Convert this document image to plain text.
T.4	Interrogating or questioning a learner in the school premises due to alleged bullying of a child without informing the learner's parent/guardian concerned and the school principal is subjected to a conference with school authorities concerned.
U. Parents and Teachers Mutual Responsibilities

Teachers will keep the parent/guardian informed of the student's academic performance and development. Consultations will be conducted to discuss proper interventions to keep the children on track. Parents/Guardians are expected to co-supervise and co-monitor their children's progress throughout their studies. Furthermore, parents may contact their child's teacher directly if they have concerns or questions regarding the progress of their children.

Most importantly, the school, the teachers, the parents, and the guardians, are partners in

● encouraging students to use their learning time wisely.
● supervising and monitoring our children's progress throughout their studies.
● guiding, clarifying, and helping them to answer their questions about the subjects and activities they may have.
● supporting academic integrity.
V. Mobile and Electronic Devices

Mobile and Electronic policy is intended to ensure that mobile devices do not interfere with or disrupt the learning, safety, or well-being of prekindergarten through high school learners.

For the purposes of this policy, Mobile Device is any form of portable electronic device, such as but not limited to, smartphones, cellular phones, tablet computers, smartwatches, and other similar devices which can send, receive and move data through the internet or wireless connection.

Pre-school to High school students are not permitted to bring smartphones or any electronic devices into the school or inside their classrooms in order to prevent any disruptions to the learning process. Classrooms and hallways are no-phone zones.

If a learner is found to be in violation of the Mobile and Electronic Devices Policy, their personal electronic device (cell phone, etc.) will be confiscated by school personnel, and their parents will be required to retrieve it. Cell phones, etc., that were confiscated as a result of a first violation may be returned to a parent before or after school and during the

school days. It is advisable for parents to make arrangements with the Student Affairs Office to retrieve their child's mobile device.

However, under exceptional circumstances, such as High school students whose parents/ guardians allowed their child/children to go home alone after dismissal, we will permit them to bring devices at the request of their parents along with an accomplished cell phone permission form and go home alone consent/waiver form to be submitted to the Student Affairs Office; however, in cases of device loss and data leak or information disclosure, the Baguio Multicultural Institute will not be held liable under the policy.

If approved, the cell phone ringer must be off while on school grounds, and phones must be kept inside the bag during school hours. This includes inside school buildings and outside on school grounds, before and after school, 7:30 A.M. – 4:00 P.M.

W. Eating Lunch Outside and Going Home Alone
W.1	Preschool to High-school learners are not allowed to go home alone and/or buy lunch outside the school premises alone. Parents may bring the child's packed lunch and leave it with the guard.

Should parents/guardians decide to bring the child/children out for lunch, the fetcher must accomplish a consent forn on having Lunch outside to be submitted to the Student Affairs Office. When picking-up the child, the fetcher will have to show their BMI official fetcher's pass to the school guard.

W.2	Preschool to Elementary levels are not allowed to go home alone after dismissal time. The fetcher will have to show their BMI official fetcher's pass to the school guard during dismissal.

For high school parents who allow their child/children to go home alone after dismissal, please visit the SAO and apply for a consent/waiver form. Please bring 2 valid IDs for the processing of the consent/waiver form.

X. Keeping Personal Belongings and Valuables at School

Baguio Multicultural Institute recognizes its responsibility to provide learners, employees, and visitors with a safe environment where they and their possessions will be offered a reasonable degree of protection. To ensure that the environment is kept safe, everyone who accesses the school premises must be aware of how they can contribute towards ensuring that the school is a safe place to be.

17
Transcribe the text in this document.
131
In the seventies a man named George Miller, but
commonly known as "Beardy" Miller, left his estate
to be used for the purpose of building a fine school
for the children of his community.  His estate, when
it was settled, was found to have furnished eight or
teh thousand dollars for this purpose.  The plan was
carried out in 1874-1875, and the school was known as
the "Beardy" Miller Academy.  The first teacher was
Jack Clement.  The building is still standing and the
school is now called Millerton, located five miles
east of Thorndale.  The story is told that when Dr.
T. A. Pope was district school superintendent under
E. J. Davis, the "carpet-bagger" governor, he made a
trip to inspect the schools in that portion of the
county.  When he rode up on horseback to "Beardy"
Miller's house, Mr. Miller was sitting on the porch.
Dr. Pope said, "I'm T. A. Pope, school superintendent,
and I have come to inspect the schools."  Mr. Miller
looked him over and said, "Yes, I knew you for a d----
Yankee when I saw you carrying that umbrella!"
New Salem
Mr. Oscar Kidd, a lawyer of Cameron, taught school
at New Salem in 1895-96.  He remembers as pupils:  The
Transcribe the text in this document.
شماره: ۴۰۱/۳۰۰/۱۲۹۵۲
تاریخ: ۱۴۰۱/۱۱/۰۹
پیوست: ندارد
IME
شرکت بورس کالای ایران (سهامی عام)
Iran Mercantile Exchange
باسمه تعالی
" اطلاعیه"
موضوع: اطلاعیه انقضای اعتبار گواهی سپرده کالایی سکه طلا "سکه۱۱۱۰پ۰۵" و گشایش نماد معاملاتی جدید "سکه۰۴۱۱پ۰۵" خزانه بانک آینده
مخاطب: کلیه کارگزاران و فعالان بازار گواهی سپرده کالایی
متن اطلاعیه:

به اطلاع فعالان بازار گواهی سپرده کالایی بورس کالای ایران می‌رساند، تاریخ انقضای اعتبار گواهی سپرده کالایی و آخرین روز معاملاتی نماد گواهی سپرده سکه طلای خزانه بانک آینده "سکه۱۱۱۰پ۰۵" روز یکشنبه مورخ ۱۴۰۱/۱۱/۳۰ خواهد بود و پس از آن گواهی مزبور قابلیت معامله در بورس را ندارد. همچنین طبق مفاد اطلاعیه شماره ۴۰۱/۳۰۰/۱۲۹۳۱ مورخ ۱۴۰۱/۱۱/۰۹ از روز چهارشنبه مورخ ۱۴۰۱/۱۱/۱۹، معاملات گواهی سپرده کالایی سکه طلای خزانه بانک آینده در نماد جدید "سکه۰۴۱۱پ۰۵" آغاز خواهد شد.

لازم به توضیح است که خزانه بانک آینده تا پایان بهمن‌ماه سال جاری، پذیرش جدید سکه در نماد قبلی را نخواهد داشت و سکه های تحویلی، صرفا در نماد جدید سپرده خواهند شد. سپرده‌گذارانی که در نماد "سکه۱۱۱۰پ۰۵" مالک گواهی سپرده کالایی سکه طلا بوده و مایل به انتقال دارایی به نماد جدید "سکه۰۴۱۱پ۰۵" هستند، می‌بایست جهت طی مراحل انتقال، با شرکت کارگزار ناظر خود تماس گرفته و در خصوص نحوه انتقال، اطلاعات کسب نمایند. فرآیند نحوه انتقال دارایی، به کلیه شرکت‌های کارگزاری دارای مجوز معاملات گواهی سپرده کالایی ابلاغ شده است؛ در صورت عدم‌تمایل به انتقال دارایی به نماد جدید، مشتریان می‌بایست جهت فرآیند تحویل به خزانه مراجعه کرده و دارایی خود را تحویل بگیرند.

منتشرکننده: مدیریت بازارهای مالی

-*-*-

** Task description **
Copy all of the data exactly.

** Full output **
Convert this document image to plain text.
T.4	Interrogating or questioning a learner in the school premises due to alleged bullying of a child without informing the learner's parent/guardian concerned and the school principal is subjected to a conference with school authorities concerned.
U. Parents and Teachers Mutual Responsibilities

Teachers will keep the parent/guardian informed of the student's academic performance and development. Consultations will be conducted to discuss proper interventions to keep the children on track. Parents/Guardians are expected to co-supervise and co-monitor their children's progress throughout their studies. Furthermore, parents may contact their child's teacher directly if they have concerns or questions regarding the progress of their children.

Most importantly, the school, the teachers, the parents, and the guardians, are partners in

● encouraging students to use their learning time wisely.
● supervising and monitoring our children's progress throughout their studies.
● guiding, clarifying, and helping them to answer their questions about the subjects and activities they may have.
● supporting academic integrity.
V. Mobile and Electronic Devices

Mobile and Electronic policy is intended to ensure that mobile devices do not interfere with or disrupt the learning, safety, or well-being of prekindergarten through high school learners.

For the purposes of this policy, Mobile Device is any form of portable electronic device, such as but not limited to, smartphones, cellular phones, tablet computers, smartwatches, and other similar devices which can send, receive and move data through the internet or wireless connection.

Pre-school to High school students are not permitted to bring smartphones or any electronic devices into the school or inside their classrooms in order to prevent any disruptions to the learning process. Classrooms and hallways are no-phone zones.

If a learner is found to be in violation of the Mobile and Electronic Devices Policy, their personal electronic device (cell phone, etc.) will be confiscated by school personnel, and their parents will be required to retrieve it. Cell phones, etc., that were confiscated as a result of a first violation may be returned to a parent before or after school and during the

school days. It is advisable for parents to make arrangements with the Student Affairs Office to retrieve their child's mobile device.

However, under exceptional circumstances, such as High school students whose parents/ guardians allowed their child/children to go home alone after dismissal, we will permit them to bring devices at the request of their parents along with an accomplished cell phone permission form and go home alone consent/waiver form to be submitted to the Student Affairs Office; however, in cases of device loss and data leak or information disclosure, the Baguio Multicultural Institute will not be held liable under the policy.

If approved, the cell phone ringer must be off while on school grounds, and phones must be kept inside the bag during school hours. This includes inside school buildings and outside on school grounds, before and after school, 7:30 A.M. – 4:00 P.M.

W. Eating Lunch Outside and Going Home Alone
W.1	Preschool to High-school learners are not allowed to go home alone and/or buy lunch outside the school premises alone. Parents may bring the child's packed lunch and leave it with the guard.

Should parents/guardians decide to bring the child/children out for lunch, the fetcher must accomplish a consent forn on having Lunch outside to be submitted to the Student Affairs Office. When picking-up the child, the fetcher will have to show their BMI official fetcher's pass to the school guard.

W.2	Preschool to Elementary levels are not allowed to go home alone after dismissal time. The fetcher will have to show their BMI official fetcher's pass to the school guard during dismissal.

For high school parents who allow their child/children to go home alone after dismissal, please visit the SAO and apply for a consent/waiver form. Please bring 2 valid IDs for the processing of the consent/waiver form.

X. Keeping Personal Belongings and Valuables at School

Baguio Multicultural Institute recognizes its responsibility to provide learners, employees, and visitors with a safe environment where they and their possessions will be offered a reasonable degree of protection. To ensure that the environment is kept safe, everyone who accesses the school premises must be aware of how they can contribute towards ensuring that the school is a safe place to be.

17
Transcribe the text in this document.
131
In the seventies a man named George Miller, but
commonly known as "Beardy" Miller, left his estate
to be used for the purpose of building a fine school
for the children of his community.  His estate, when
it was settled, was found to have furnished eight or
teh thousand dollars for this purpose.  The plan was
carried out in 1874-1875, and the school was known as
the "Beardy" Miller Academy.  The first teacher was
Jack Clement.  The building is still standing and the
school is now called Millerton, located five miles
east of Thorndale.  The story is told that when Dr.
T. A. Pope was district school superintendent under
E. J. Davis, the "carpet-bagger" governor, he made a
trip to inspect the schools in that portion of the
county.  When he rode up on horseback to "Beardy"
Miller's house, Mr. Miller was sitting on the porch.
Dr. Pope said, "I'm T. A. Pope, school superintendent,
and I have come to inspect the schools."  Mr. Miller
looked him over and said, "Yes, I knew you for a d----
Yankee when I saw you carrying that umbrella!"
New Salem
Mr. Oscar Kidd, a lawyer of Cameron, taught school
at New Salem in 1895-96.  He remembers as pupils:  The
Transcribe the text in this document.
شماره: ۴۰۱/۳۰۰/۱۲۹۵۲
تاریخ: ۱۴۰۱/۱۱/۰۹
پیوست: ندارد
IME
شرکت بورس کالای ایران (سهامی عام)
Iran Mercantile Exchange
باسمه تعالی
" اطلاعیه"
موضوع: اطلاعیه انقضای اعتبار گواهی سپرده کالایی سکه طلا "سکه۱۱۱۰پ۰۵" و گشایش نماد معاملاتی جدید "سکه۰۴۱۱پ۰۵" خزانه بانک آینده
مخاطب: کلیه کارگزاران و فعالان بازار گواهی سپرده کالایی
متن اطلاعیه:

به اطلاع فعالان بازار گواهی سپرده کالایی بورس کالای ایران می‌رساند، تاریخ انقضای اعتبار گواهی سپرده کالایی و آخرین روز معاملاتی نماد گواهی سپرده سکه طلای خزانه بانک آینده "سکه۱۱۱۰پ۰۵" روز یکشنبه مورخ ۱۴۰۱/۱۱/۳۰ خواهد بود و پس از آن گواهی مزبور قابلیت معامله در بورس را ندارد. همچنین طبق مفاد اطلاعیه شماره ۴۰۱/۳۰۰/۱۲۹۳۱ مورخ ۱۴۰۱/۱۱/۰۹ از روز چهارشنبه مورخ ۱۴۰۱/۱۱/۱۹، معاملات گواهی سپرده کالایی سکه طلای خزانه بانک آینده در نماد جدید "سکه۰۴۱۱پ۰۵" آغاز خواهد شد.

لازم به توضیح است که خزانه بانک آینده تا پایان بهمن‌ماه سال جاری، پذیرش جدید سکه در نماد قبلی را نخواهد داشت و سکه های تحویلی، صرفا در نماد جدید سپرده خواهند شد. سپرده‌گذارانی که در نماد "سکه۱۱۱۰پ۰۵" مالک گواهی سپرده کالایی سکه طلا بوده و مایل به انتقال دارایی به نماد جدید "سکه۰۴۱۱پ۰۵" هستند، می‌بایست جهت طی مراحل انتقال، با شرکت کارگزار ناظر خود تماس گرفته و در خصوص نحوه انتقال، اطلاعات کسب نمایند. فرآیند نحوه انتقال دارایی، به کلیه شرکت‌های کارگزاری دارای مجوز معاملات گواهی سپرده کالایی ابلاغ شده است؛ در صورت عدم‌تمایل به انتقال دارایی به نماد جدید، مشتریان می‌بایست جهت فرآیند تحویل به خزانه مراجعه کرده و دارایی خود را تحویل بگیرند.

منتشرکننده: مدیریت بازارهای مالی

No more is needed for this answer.